PROBLEM STATEMENT:
Take each line containing "core" and report it exactly as written.

RECORD LIST:
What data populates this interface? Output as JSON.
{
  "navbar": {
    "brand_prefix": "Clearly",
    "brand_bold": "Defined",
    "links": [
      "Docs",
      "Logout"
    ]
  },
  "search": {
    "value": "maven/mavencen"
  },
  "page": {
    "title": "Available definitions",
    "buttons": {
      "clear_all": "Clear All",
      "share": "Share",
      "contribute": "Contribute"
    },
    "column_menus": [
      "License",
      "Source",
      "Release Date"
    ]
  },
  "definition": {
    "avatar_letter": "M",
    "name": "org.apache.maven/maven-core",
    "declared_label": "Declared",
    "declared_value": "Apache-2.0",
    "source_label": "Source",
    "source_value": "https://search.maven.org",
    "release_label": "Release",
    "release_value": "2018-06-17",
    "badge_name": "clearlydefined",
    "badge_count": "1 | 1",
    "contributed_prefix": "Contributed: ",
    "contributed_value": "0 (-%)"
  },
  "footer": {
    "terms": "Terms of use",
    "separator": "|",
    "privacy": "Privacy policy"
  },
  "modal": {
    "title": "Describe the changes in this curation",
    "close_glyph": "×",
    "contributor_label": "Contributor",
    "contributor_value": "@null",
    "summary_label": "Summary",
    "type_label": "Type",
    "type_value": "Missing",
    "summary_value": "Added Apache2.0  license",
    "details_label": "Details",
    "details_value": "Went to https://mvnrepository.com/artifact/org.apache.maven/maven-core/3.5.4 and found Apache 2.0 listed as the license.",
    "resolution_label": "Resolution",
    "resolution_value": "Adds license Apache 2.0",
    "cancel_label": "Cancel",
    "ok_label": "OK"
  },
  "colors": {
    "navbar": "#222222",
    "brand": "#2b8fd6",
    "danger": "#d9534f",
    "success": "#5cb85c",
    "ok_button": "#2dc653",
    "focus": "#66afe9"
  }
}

--

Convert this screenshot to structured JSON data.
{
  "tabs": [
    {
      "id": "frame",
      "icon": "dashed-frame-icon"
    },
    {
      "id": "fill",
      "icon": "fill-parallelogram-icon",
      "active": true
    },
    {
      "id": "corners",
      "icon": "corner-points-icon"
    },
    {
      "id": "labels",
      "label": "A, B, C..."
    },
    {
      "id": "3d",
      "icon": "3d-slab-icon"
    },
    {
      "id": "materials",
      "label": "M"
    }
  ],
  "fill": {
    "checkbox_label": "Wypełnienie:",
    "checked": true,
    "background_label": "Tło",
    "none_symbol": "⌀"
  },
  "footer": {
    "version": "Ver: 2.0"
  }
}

EXERCISE ANSWER:
    "name": "org.apache.maven/maven-core",
    "details_value": "Went to https://mvnrepository.com/artifact/org.apache.maven/maven-core/3.5.4 and found Apache 2.0 listed as the license.",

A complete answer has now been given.